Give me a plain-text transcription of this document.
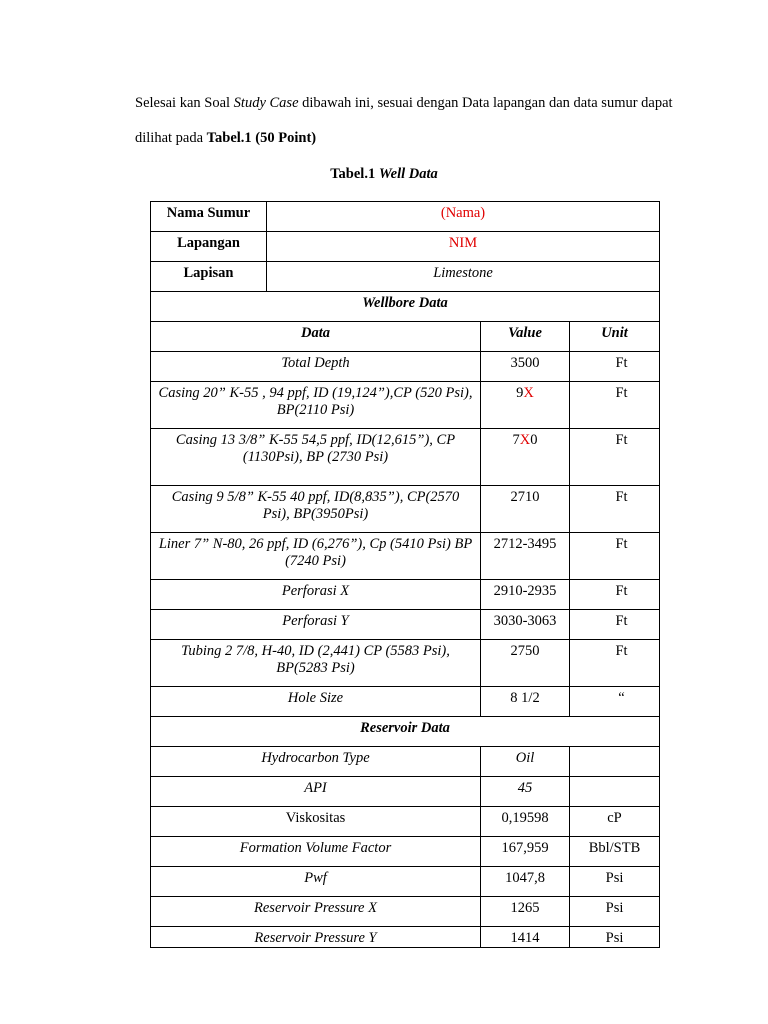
Selesai kan Soal Study Case dibawah ini, sesuai dengan Data lapangan dan data sumur dapat dilihat pada Tabel.1 (50 Point)

Tabel.1 Well Data

Nama Sumur	(Nama)		
Lapangan	NIM		
Lapisan	Limestone		
Wellbore Data			
Data		Value	Unit
Total Depth		3500	Ft
Casing 20” K-55 , 94 ppf, ID (19,124”),CP (520 Psi), BP(2110 Psi)		9X	Ft
Casing 13 3/8” K-55 54,5 ppf, ID(12,615”), CP (1130Psi), BP (2730 Psi)		7X0	Ft
Casing 9 5/8” K-55 40 ppf, ID(8,835”), CP(2570 Psi), BP(3950Psi)		2710	Ft
Liner 7” N-80, 26 ppf, ID (6,276”), Cp (5410 Psi) BP (7240 Psi)		2712-3495	Ft
Perforasi X		2910-2935	Ft
Perforasi Y		3030-3063	Ft
Tubing 2 7/8, H-40, ID (2,441) CP (5583 Psi), BP(5283 Psi)		2750	Ft
Hole Size		8 1/2	“
Reservoir Data			
Hydrocarbon Type		Oil	
API		45	
Viskositas		0,19598	cP
Formation Volume Factor		167,959	Bbl/STB
Pwf		1047,8	Psi
Reservoir Pressure X		1265	Psi
Reservoir Pressure Y		1414	Psi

→ GIVEN EXERCISE:
Output each line exactly; omit every picture.

→ EXERCISE OUTPUT:
Give me a plain-text transcription of this document.
Selesai kan Soal Study Case dibawah ini, sesuai dengan Data lapangan dan data sumur dapat dilihat pada Tabel.1 (50 Point)

Tabel.1 Well Data

Nama Sumur	(Nama)		
Lapangan	NIM		
Lapisan	Limestone		
Wellbore Data			
Data		Value	Unit
Total Depth		3500	Ft
Casing 20” K-55 , 94 ppf, ID (19,124”),CP (520 Psi), BP(2110 Psi)		9X	Ft
Casing 13 3/8” K-55 54,5 ppf, ID(12,615”), CP (1130Psi), BP (2730 Psi)		7X0	Ft
Casing 9 5/8” K-55 40 ppf, ID(8,835”), CP(2570 Psi), BP(3950Psi)		2710	Ft
Liner 7” N-80, 26 ppf, ID (6,276”), Cp (5410 Psi) BP (7240 Psi)		2712-3495	Ft
Perforasi X		2910-2935	Ft
Perforasi Y		3030-3063	Ft
Tubing 2 7/8, H-40, ID (2,441) CP (5583 Psi), BP(5283 Psi)		2750	Ft
Hole Size		8 1/2	“
Reservoir Data			
Hydrocarbon Type		Oil	
API		45	
Viskositas		0,19598	cP
Formation Volume Factor		167,959	Bbl/STB
Pwf		1047,8	Psi
Reservoir Pressure X		1265	Psi
Reservoir Pressure Y		1414	Psi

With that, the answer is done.